Work to complete —
List each line holding the string "Ayol".

The input —
※ ※ ※

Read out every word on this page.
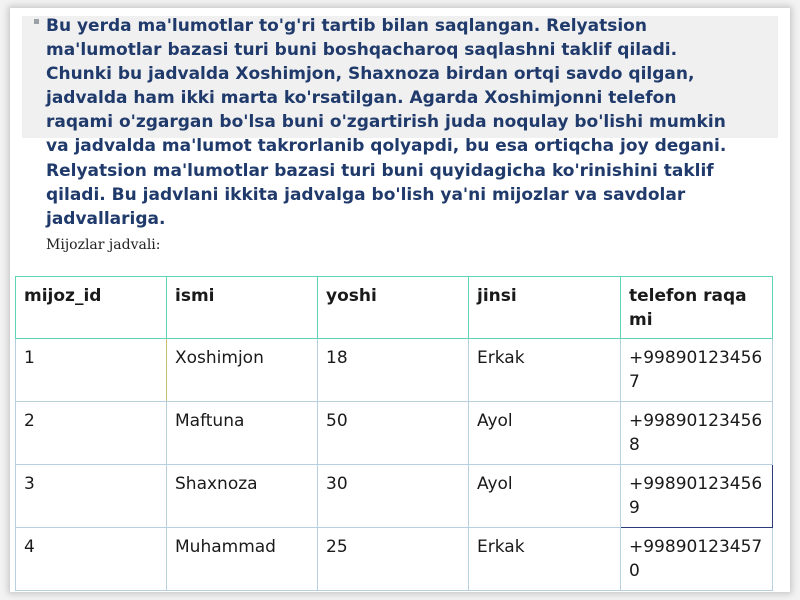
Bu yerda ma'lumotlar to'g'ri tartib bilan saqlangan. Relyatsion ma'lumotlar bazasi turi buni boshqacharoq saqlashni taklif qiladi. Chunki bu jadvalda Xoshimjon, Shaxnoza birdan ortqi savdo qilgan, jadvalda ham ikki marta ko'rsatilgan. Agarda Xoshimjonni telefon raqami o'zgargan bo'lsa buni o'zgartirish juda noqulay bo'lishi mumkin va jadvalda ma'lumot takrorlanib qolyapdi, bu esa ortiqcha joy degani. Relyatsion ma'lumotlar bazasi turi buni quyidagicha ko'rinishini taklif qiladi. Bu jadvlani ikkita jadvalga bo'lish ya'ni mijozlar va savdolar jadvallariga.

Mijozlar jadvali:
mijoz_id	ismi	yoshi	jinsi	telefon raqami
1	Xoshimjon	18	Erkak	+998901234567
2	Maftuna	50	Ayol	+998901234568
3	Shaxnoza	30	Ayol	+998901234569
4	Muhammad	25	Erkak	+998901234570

※ ※ ※

Answer to this problem —
2	Maftuna	50	Ayol	+998901234568
3	Shaxnoza	30	Ayol	+998901234569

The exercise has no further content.